» **AIM OF THE TASK**: Reproduce verbatim the lines from the line containing "y-tick-label: 40 (532, 317, 551, 336)" up to and including the line containing "candidate-change: -4.4% (242, 441, 345, 473)".
________
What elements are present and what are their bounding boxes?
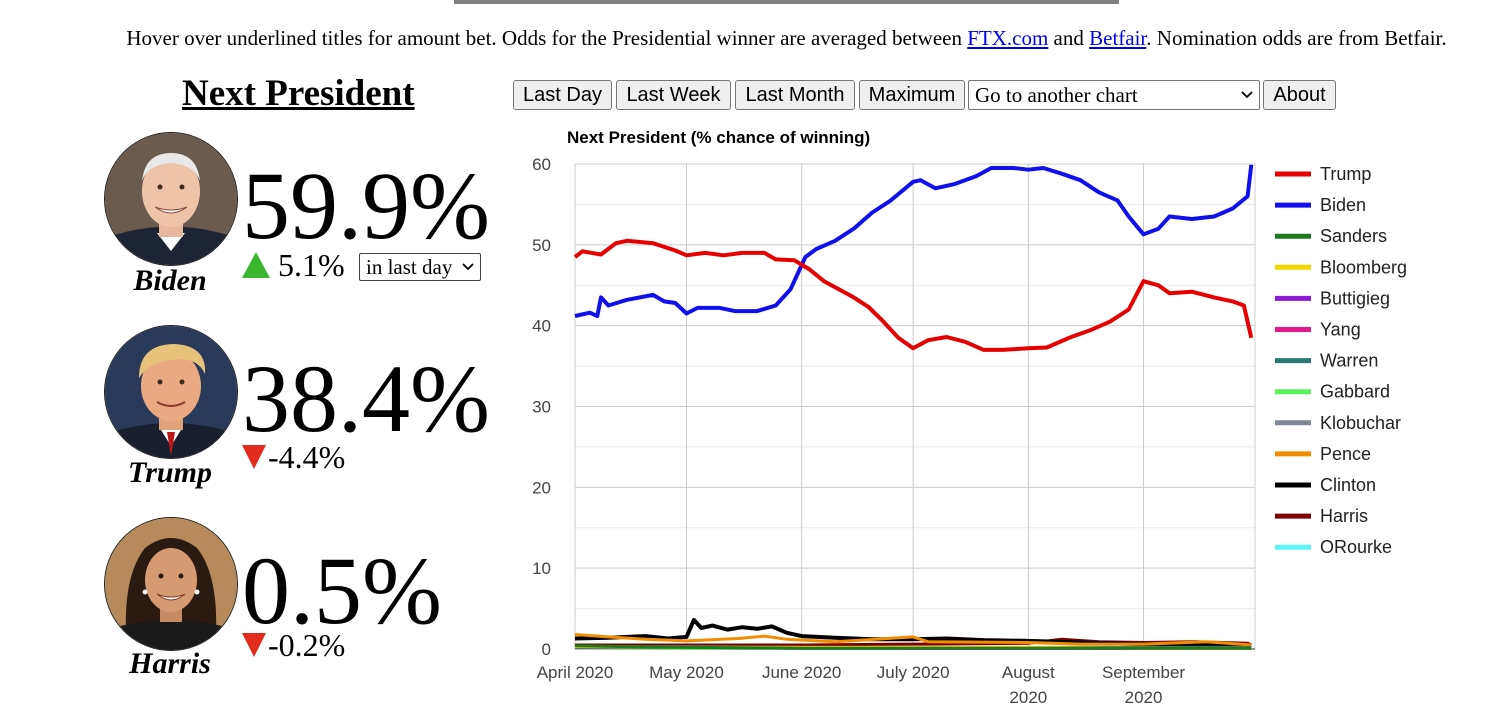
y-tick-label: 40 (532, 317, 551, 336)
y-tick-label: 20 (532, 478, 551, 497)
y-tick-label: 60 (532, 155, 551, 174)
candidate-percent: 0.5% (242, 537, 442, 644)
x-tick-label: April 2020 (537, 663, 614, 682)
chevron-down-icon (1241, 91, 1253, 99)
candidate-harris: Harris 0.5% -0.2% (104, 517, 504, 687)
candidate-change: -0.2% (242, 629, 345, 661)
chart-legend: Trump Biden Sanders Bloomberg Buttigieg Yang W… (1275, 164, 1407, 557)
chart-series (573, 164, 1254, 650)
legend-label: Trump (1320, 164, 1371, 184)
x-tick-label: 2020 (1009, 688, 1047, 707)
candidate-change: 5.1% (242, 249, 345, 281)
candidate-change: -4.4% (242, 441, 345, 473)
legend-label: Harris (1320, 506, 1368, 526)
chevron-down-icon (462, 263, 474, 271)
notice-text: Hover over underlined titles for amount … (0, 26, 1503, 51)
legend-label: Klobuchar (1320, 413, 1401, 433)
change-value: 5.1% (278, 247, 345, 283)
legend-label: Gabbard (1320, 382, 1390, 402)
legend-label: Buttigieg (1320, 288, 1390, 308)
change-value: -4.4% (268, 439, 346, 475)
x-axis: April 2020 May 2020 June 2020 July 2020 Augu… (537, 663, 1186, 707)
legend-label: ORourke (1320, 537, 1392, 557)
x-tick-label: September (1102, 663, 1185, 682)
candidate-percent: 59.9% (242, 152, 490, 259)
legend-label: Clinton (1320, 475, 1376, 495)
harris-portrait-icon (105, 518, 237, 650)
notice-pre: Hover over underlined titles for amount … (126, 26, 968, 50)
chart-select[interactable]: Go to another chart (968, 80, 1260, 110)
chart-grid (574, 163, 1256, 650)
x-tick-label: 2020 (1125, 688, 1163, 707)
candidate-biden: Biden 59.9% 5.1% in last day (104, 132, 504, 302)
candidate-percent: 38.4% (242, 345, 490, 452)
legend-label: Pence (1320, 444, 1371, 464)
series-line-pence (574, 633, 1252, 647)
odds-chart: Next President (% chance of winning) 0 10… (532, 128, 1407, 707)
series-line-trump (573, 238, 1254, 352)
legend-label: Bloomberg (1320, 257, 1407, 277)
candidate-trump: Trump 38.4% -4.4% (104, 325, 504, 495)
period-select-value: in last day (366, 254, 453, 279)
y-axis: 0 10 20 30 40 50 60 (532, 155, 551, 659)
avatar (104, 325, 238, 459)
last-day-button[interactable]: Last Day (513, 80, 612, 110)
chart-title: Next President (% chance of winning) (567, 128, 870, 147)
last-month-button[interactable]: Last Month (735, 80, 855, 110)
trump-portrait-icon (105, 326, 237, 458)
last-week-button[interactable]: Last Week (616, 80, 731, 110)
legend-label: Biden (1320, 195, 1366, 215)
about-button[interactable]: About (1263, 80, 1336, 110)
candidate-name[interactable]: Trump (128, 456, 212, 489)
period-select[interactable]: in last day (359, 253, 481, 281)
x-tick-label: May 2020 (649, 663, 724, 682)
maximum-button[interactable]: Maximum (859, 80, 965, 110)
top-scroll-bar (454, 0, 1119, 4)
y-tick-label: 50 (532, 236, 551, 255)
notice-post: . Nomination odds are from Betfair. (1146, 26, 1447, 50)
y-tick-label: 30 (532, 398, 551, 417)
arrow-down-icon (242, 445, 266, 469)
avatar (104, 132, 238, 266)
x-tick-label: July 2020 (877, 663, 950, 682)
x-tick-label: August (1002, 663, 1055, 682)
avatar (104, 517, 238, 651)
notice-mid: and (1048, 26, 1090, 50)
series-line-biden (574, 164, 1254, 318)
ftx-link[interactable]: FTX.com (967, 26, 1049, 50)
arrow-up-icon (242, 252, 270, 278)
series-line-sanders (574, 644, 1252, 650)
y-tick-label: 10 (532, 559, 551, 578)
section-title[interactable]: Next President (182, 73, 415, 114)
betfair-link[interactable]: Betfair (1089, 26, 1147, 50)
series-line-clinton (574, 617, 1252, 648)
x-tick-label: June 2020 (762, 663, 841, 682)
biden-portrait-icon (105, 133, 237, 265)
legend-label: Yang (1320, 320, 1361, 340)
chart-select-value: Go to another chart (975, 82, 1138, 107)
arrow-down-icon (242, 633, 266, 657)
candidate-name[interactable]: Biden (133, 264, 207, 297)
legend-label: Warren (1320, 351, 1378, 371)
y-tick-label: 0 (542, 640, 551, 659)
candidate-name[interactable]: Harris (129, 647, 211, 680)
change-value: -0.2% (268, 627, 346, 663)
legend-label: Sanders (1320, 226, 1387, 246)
________
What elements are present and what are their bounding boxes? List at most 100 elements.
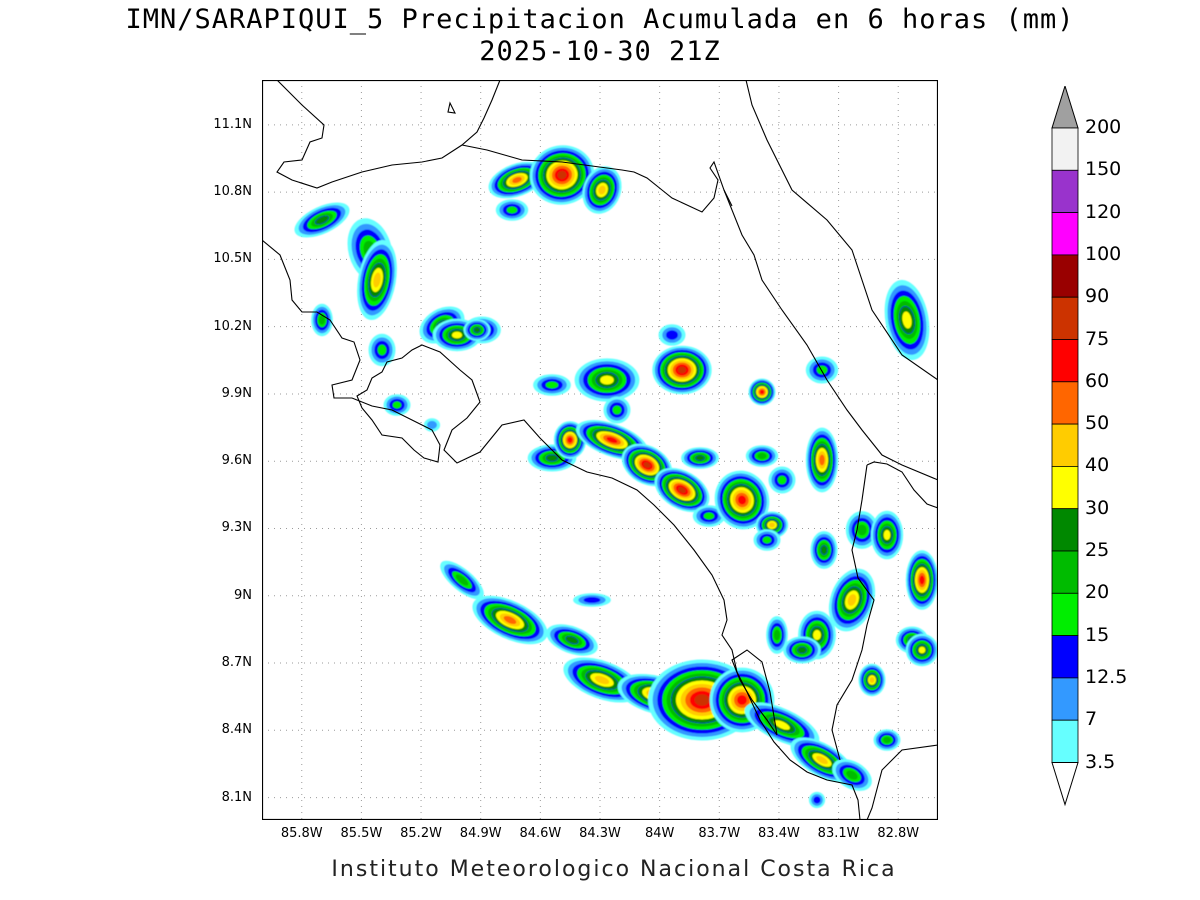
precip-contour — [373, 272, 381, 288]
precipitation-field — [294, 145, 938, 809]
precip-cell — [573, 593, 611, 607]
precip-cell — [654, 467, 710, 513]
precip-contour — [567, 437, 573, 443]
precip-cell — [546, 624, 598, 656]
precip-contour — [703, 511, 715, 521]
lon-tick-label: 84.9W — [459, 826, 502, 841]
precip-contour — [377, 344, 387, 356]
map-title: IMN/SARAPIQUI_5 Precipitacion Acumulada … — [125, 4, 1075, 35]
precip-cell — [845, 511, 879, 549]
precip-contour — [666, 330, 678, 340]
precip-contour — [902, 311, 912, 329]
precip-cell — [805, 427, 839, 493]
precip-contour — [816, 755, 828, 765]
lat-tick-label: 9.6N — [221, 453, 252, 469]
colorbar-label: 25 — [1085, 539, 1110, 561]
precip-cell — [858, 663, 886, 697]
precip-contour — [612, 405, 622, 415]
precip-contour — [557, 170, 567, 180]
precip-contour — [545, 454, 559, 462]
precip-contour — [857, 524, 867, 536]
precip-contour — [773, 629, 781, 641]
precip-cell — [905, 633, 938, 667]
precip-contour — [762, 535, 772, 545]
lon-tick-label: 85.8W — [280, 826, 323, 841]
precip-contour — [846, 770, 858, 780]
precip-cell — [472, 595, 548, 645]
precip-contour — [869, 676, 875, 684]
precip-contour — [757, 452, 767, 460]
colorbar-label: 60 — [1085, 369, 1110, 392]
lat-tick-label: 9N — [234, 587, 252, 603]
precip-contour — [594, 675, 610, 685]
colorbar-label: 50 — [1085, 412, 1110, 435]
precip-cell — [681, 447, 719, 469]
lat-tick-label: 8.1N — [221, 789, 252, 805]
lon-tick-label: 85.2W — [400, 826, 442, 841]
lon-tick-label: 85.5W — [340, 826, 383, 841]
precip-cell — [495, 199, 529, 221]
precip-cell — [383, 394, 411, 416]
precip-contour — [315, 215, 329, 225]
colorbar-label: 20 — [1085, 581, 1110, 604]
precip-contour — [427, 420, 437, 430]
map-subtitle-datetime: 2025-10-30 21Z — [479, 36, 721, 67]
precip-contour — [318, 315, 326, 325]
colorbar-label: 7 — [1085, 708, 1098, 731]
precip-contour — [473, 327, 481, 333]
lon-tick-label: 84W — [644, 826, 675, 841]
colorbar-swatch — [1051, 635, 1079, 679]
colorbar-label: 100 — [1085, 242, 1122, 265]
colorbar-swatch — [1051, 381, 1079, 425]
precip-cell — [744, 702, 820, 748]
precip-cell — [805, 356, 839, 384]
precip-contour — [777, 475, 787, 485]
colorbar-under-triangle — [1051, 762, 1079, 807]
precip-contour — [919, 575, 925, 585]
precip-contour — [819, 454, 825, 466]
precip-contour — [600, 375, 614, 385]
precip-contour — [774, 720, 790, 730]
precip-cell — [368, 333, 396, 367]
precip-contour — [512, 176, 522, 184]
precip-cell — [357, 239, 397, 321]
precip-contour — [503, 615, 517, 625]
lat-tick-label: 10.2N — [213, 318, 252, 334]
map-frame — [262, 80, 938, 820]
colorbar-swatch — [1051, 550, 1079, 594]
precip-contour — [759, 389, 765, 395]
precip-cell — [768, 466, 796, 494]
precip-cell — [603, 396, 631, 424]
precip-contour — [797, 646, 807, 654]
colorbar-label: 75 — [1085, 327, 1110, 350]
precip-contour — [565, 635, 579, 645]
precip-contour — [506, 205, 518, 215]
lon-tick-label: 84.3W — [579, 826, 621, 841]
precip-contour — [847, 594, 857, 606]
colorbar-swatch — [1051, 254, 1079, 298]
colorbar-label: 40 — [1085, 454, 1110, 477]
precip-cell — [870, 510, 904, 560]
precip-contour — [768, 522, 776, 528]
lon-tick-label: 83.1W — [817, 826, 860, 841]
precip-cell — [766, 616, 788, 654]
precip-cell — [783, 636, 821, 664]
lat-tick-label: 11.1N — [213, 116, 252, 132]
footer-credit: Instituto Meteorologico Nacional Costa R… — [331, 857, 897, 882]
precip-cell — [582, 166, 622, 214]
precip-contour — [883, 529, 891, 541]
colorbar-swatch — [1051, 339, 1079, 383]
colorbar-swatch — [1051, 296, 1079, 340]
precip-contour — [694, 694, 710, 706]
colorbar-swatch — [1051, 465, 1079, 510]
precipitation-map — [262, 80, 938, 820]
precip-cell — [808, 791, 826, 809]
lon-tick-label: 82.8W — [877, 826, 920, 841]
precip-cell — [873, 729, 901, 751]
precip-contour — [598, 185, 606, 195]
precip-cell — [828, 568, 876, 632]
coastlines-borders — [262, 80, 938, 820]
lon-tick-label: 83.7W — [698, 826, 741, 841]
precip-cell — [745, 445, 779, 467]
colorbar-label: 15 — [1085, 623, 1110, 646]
________
» **THE SOLUTION**:
y-tick-label: 40 (532, 317, 551, 336)
y-tick-label: 20 (532, 478, 551, 497)
y-tick-label: 60 (532, 155, 551, 174)
candidate-percent: 0.5% (242, 537, 442, 644)
x-tick-label: April 2020 (537, 663, 614, 682)
chevron-down-icon (1241, 91, 1253, 99)
candidate-harris: Harris 0.5% -0.2% (104, 517, 504, 687)
candidate-change: -0.2% (242, 629, 345, 661)
chart-legend: Trump Biden Sanders Bloomberg Buttigieg Yang W… (1275, 164, 1407, 557)
chart-series (573, 164, 1254, 650)
legend-label: Trump (1320, 164, 1371, 184)
x-tick-label: 2020 (1009, 688, 1047, 707)
candidate-change: 5.1% (242, 249, 345, 281)
candidate-change: -4.4% (242, 441, 345, 473)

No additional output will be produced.